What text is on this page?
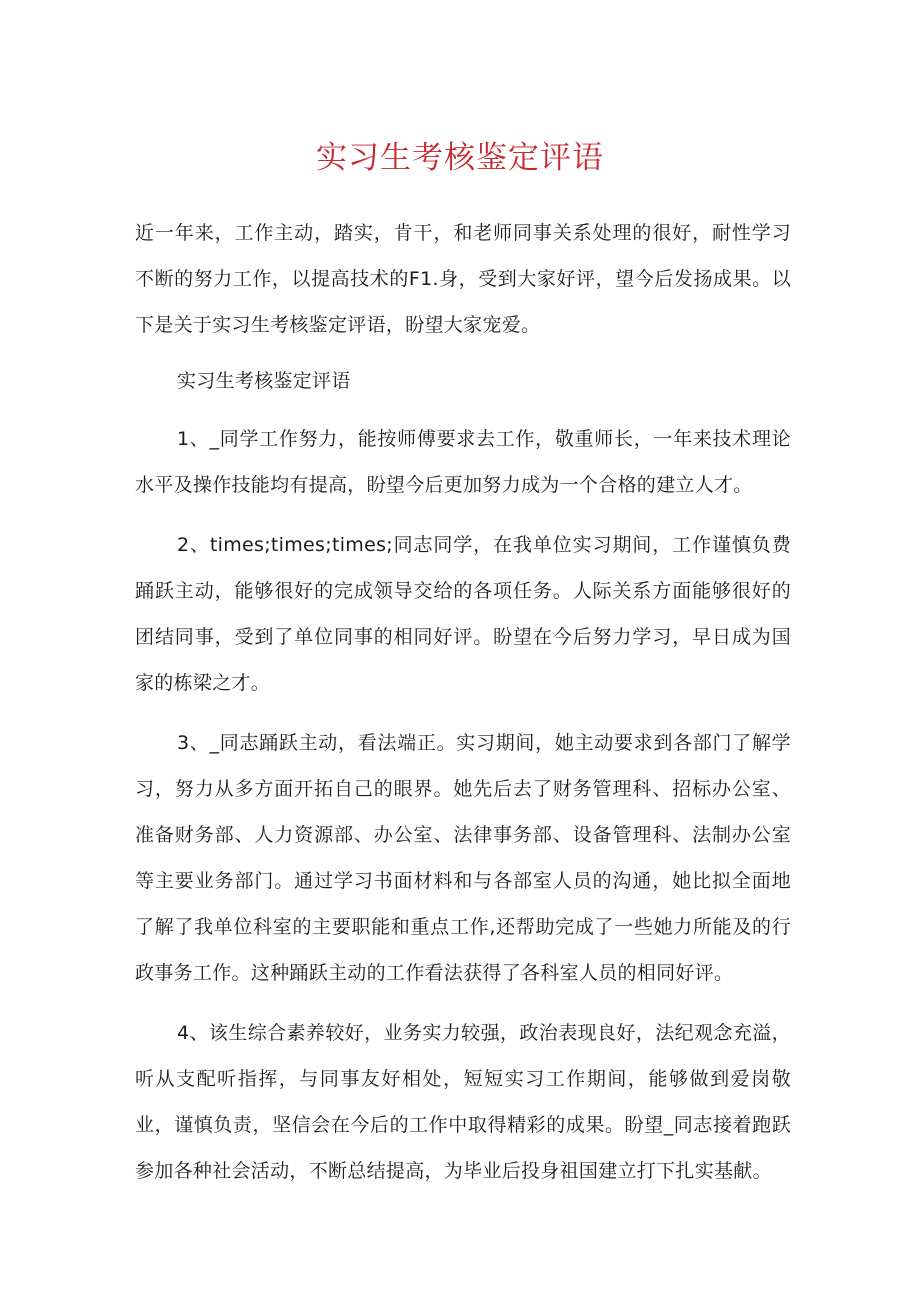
实习生考核鉴定评语

近一年来，工作主动，踏实，肯干，和老师同事关系处理的很好，耐性学习不断的努力工作，以提高技术的F1.身，受到大家好评，望今后发扬成果。以下是关于实习生考核鉴定评语，盼望大家宠爱。

实习生考核鉴定评语

1、_同学工作努力，能按师傅要求去工作，敬重师长，一年来技术理论水平及操作技能均有提高，盼望今后更加努力成为一个合格的建立人才。

2、times;times;times;同志同学，在我单位实习期间，工作谨慎负费踊跃主动，能够很好的完成领导交给的各项任务。人际关系方面能够很好的团结同事，受到了单位同事的相同好评。盼望在今后努力学习，早日成为国家的栋梁之才。

3、_同志踊跃主动，看法端正。实习期间，她主动要求到各部门了解学习，努力从多方面开拓自己的眼界。她先后去了财务管理科、招标办公室、准备财务部、人力资源部、办公室、法律事务部、设备管理科、法制办公室等主要业务部门。通过学习书面材料和与各部室人员的沟通，她比拟全面地了解了我单位科室的主要职能和重点工作,还帮助完成了一些她力所能及的行政事务工作。这种踊跃主动的工作看法获得了各科室人员的相同好评。

4、该生综合素养较好，业务实力较强，政治表现良好，法纪观念充溢，听从支配听指挥，与同事友好相处，短短实习工作期间，能够做到爱岗敬业，谨慎负责，坚信会在今后的工作中取得精彩的成果。盼望_同志接着跑跃参加各种社会活动，不断总结提高，为毕业后投身祖国建立打下扎实基献。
^^^^^^^^
• _Given instruction_: Without the pictures, return the entries exactly as they appear.

• _Solution to this task_:
What text is on this page?
实习生考核鉴定评语

近一年来，工作主动，踏实，肯干，和老师同事关系处理的很好，耐性学习不断的努力工作，以提高技术的F1.身，受到大家好评，望今后发扬成果。以下是关于实习生考核鉴定评语，盼望大家宠爱。

实习生考核鉴定评语

1、_同学工作努力，能按师傅要求去工作，敬重师长，一年来技术理论水平及操作技能均有提高，盼望今后更加努力成为一个合格的建立人才。

2、times;times;times;同志同学，在我单位实习期间，工作谨慎负费踊跃主动，能够很好的完成领导交给的各项任务。人际关系方面能够很好的团结同事，受到了单位同事的相同好评。盼望在今后努力学习，早日成为国家的栋梁之才。

3、_同志踊跃主动，看法端正。实习期间，她主动要求到各部门了解学习，努力从多方面开拓自己的眼界。她先后去了财务管理科、招标办公室、准备财务部、人力资源部、办公室、法律事务部、设备管理科、法制办公室等主要业务部门。通过学习书面材料和与各部室人员的沟通，她比拟全面地了解了我单位科室的主要职能和重点工作,还帮助完成了一些她力所能及的行政事务工作。这种踊跃主动的工作看法获得了各科室人员的相同好评。

4、该生综合素养较好，业务实力较强，政治表现良好，法纪观念充溢，听从支配听指挥，与同事友好相处，短短实习工作期间，能够做到爱岗敬业，谨慎负责，坚信会在今后的工作中取得精彩的成果。盼望_同志接着跑跃参加各种社会活动，不断总结提高，为毕业后投身祖国建立打下扎实基献。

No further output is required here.